» **WHAT THE TASK ASKS**:
Go through the lines below. Copy those with "icon".

Dataset excerpt:
- - - - - - -

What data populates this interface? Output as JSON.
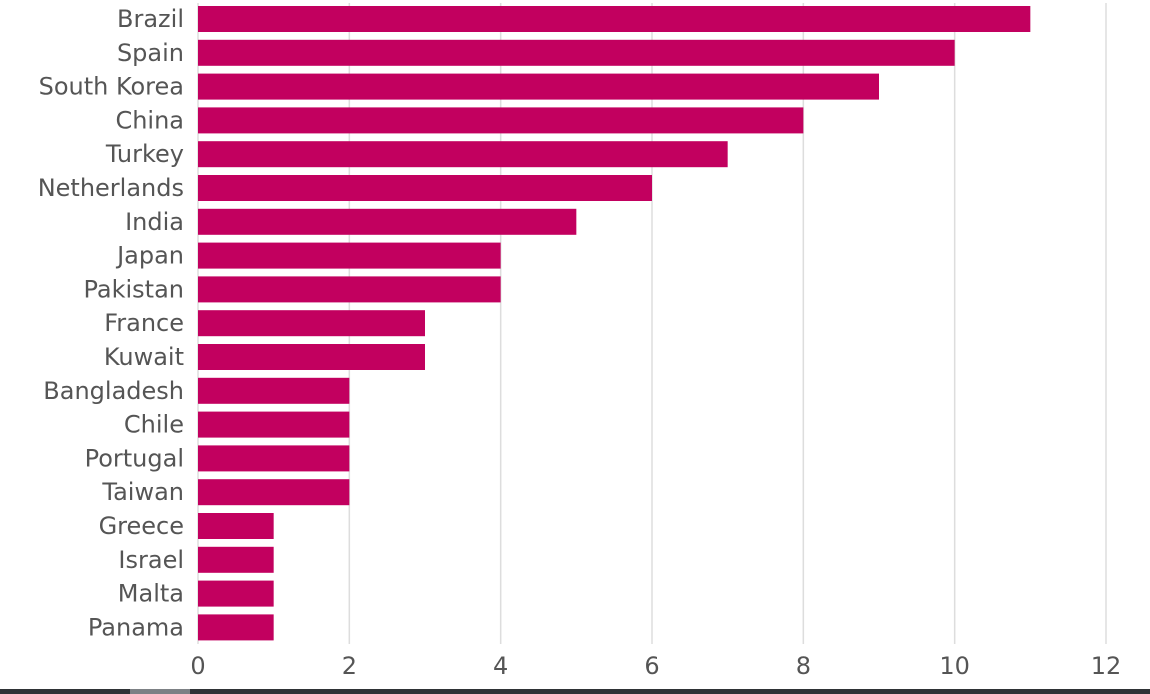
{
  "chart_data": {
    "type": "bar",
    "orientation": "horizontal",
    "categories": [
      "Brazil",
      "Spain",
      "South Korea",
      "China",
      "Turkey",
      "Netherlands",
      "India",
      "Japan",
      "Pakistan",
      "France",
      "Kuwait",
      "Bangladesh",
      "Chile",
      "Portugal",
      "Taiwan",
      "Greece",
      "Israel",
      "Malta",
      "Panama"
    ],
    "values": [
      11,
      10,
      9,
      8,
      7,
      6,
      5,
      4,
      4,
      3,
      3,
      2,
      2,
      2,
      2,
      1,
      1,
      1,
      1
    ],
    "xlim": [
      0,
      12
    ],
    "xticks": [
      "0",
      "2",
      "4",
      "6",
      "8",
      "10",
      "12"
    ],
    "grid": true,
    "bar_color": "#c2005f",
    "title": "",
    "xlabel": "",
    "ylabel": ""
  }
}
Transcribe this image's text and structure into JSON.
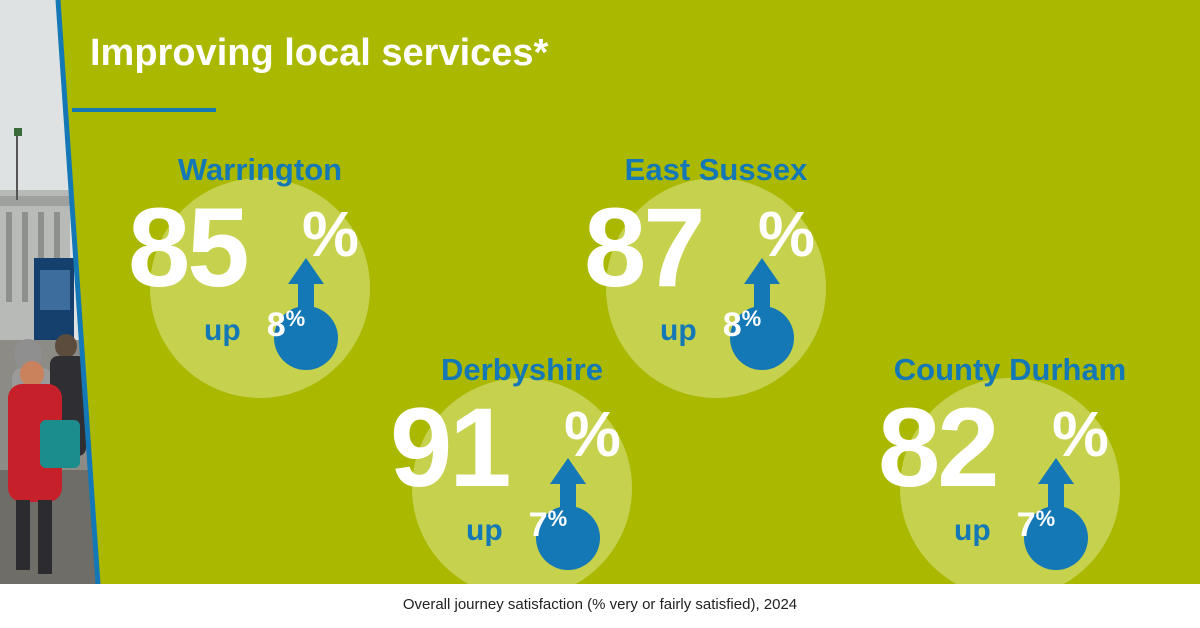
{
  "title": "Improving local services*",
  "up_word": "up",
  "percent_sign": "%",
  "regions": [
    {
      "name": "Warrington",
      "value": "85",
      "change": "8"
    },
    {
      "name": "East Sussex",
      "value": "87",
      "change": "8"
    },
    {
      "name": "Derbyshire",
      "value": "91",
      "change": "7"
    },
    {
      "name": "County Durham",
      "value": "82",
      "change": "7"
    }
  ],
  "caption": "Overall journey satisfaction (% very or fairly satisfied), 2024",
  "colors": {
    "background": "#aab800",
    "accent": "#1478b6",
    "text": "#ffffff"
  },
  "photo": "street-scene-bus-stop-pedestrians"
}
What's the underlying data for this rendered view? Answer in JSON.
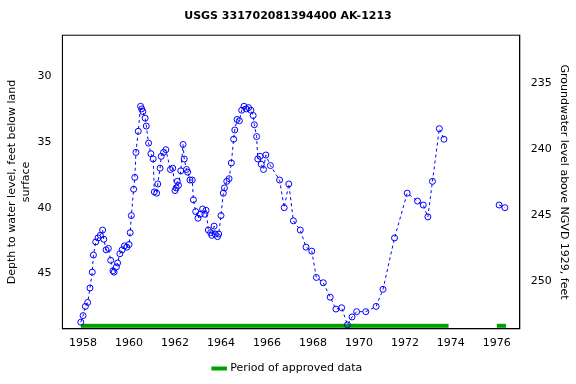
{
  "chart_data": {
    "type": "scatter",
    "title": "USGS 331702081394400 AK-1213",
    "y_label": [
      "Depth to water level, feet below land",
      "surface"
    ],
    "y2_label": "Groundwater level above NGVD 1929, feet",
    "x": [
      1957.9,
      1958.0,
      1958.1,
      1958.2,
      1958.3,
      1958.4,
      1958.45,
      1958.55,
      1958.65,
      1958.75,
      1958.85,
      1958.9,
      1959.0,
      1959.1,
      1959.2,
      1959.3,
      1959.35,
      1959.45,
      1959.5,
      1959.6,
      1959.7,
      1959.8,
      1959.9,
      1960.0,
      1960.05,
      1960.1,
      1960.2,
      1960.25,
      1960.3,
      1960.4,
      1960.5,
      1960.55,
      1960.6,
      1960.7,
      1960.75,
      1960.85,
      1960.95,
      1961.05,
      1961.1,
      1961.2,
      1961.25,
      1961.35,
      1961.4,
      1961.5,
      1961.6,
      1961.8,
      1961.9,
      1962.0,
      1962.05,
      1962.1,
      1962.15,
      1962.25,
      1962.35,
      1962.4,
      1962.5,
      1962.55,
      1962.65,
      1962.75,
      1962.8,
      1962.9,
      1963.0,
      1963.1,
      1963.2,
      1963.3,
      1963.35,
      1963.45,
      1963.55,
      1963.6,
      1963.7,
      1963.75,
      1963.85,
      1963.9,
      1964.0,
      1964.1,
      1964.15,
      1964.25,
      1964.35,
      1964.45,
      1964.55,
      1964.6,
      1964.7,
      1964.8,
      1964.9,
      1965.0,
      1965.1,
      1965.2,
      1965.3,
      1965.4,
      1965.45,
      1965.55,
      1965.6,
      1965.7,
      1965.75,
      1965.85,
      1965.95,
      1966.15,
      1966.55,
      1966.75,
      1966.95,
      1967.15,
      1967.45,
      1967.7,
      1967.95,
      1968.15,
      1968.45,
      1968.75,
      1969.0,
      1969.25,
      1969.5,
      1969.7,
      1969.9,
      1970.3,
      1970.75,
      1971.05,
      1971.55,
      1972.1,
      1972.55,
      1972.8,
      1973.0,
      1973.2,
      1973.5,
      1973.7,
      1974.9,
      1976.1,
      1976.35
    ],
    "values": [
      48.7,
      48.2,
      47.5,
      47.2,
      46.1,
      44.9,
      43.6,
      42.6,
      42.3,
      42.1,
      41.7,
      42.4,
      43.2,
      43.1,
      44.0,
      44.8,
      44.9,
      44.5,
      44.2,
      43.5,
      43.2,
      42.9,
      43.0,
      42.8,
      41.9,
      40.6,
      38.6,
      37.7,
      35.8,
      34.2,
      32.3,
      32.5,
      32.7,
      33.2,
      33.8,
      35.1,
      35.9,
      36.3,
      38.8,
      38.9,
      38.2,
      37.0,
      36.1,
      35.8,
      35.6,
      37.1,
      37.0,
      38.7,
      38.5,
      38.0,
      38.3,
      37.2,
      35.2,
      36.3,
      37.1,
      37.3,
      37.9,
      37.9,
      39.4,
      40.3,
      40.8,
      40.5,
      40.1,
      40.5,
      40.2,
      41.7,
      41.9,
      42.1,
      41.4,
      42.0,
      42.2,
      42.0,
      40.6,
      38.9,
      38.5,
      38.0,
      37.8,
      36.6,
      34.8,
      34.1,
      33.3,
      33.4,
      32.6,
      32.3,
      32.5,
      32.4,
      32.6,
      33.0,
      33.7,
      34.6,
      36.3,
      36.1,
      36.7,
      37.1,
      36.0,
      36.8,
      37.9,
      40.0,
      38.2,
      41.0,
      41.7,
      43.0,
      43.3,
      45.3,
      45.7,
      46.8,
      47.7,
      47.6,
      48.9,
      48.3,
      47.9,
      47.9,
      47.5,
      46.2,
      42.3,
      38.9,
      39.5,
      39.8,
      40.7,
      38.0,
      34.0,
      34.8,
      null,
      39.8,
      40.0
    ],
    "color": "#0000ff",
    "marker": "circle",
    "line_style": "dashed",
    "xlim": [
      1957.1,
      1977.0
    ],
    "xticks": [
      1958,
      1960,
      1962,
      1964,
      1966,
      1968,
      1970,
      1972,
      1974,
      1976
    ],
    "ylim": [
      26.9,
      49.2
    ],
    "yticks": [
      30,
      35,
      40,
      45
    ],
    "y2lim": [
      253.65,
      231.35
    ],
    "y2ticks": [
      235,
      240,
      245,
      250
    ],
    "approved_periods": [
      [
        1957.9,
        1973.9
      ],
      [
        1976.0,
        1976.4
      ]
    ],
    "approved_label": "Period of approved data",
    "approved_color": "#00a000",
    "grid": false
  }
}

- - - - - - -

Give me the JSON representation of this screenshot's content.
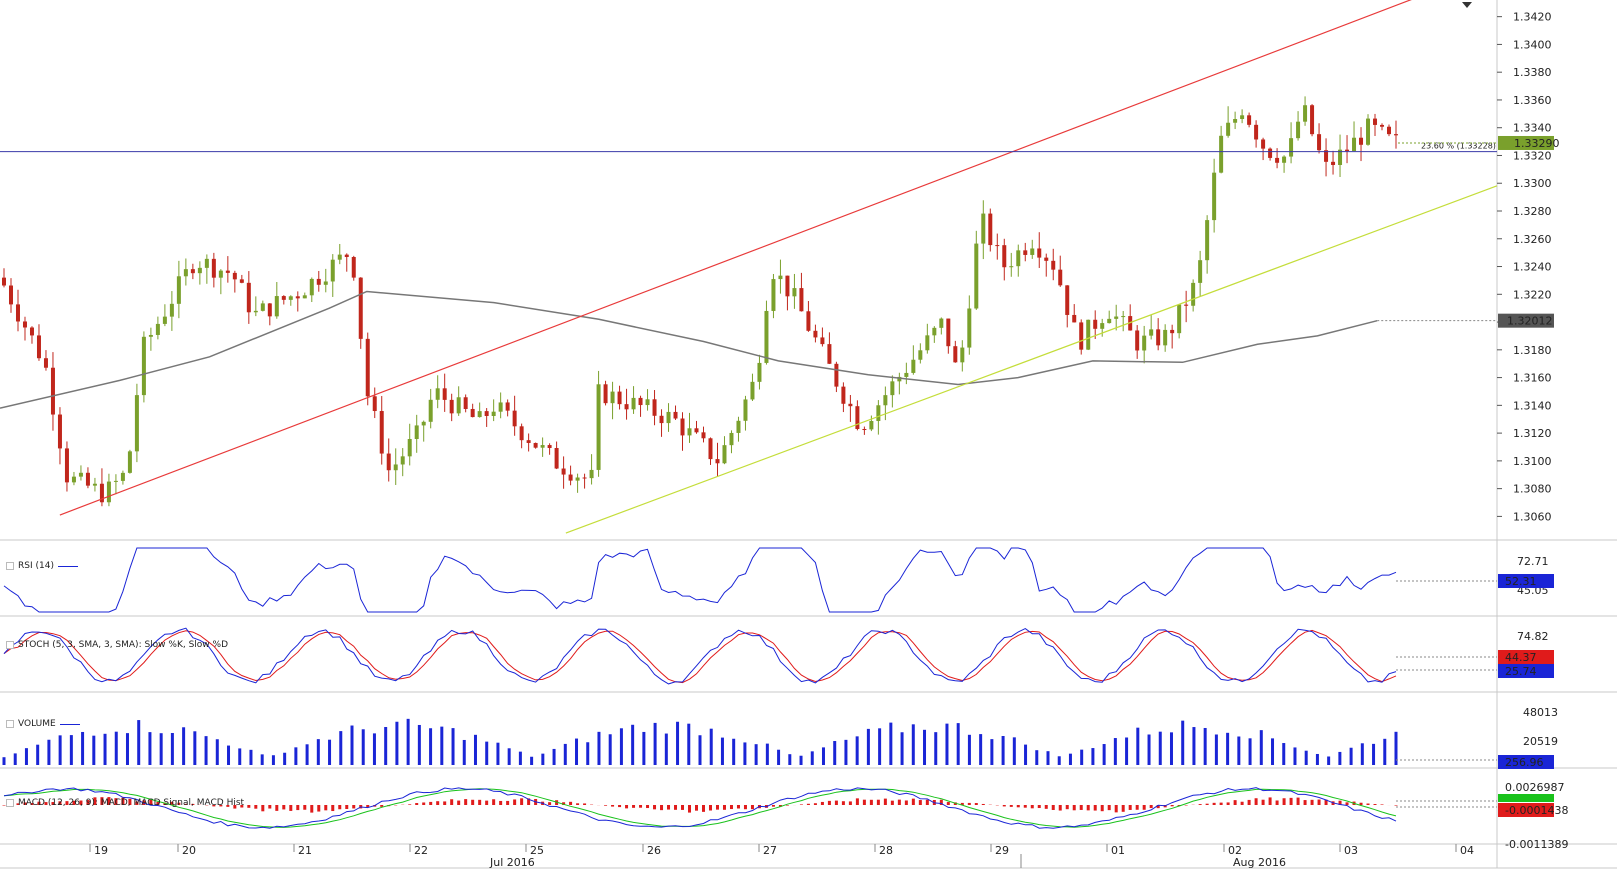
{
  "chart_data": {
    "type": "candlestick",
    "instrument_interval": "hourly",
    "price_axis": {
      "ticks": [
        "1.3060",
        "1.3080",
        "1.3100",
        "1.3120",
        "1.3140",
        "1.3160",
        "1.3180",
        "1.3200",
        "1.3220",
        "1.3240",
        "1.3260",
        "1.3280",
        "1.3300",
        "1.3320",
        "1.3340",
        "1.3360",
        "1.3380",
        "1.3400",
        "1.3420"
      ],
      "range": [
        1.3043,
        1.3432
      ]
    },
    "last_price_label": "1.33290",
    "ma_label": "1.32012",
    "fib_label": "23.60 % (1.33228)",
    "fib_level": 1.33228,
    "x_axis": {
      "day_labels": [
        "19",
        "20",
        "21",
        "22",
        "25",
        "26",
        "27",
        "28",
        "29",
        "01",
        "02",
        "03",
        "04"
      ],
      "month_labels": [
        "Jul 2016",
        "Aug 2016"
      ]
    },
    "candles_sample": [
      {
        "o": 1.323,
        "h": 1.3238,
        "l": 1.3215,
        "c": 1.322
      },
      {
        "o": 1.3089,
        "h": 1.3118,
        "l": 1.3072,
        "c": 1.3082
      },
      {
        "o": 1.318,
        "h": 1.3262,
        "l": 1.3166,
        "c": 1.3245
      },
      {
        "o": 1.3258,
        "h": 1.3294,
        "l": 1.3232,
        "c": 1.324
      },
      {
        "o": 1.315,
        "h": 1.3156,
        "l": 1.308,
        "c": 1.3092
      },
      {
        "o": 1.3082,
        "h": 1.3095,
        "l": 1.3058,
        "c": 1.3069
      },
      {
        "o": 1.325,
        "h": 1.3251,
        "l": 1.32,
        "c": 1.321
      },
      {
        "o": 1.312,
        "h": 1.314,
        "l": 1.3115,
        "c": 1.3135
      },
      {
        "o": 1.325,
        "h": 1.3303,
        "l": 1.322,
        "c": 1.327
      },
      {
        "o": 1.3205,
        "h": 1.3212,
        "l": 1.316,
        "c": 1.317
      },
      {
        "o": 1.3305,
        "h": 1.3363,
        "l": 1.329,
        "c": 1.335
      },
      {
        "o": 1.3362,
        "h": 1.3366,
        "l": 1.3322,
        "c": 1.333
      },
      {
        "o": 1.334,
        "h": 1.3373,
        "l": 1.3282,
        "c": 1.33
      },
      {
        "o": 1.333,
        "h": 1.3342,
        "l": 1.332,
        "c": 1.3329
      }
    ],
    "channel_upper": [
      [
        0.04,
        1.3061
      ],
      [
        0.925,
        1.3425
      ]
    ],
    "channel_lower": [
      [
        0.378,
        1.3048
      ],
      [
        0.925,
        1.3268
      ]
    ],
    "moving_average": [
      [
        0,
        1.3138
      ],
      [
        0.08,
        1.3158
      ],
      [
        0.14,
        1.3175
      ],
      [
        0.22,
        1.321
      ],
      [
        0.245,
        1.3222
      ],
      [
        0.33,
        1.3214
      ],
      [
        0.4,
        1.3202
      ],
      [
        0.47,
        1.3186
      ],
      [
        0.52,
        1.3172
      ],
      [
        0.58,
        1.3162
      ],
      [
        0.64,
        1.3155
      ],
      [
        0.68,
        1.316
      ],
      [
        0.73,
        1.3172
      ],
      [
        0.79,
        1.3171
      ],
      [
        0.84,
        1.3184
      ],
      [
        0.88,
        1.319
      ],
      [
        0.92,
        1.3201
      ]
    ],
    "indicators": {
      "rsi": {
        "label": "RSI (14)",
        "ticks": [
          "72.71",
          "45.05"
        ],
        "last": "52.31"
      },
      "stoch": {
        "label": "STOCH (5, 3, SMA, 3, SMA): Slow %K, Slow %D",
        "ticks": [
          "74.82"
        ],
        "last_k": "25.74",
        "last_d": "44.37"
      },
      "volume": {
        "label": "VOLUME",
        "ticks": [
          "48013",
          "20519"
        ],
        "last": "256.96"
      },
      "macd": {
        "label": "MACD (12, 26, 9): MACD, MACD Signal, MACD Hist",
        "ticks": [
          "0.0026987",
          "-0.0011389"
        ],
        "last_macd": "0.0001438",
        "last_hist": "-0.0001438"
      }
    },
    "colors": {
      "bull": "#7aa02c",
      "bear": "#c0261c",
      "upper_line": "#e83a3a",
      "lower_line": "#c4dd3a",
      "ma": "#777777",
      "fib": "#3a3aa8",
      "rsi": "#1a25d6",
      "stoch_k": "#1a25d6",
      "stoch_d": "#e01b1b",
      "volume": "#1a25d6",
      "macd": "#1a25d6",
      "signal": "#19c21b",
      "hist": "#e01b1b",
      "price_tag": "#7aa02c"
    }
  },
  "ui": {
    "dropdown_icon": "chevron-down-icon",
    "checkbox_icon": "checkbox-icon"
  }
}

- - - - - - -

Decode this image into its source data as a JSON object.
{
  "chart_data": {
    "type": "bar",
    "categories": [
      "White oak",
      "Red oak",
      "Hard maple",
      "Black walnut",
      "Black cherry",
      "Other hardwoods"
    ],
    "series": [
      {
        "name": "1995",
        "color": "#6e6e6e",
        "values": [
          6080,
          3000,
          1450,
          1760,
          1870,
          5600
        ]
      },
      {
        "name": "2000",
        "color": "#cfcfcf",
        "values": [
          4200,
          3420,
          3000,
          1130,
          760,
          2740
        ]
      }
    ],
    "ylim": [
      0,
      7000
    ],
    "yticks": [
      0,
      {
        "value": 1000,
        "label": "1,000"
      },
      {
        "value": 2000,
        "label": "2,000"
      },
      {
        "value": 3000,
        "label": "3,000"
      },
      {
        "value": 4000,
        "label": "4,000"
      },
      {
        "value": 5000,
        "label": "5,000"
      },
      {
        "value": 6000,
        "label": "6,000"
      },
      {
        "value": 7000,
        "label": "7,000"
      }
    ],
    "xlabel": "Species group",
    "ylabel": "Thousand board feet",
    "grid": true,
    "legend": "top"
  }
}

- - - - - - -

» **SOLUTION TO THIS EXERCISE**:
    "dropdown_icon": "chevron-down-icon",
    "checkbox_icon": "checkbox-icon"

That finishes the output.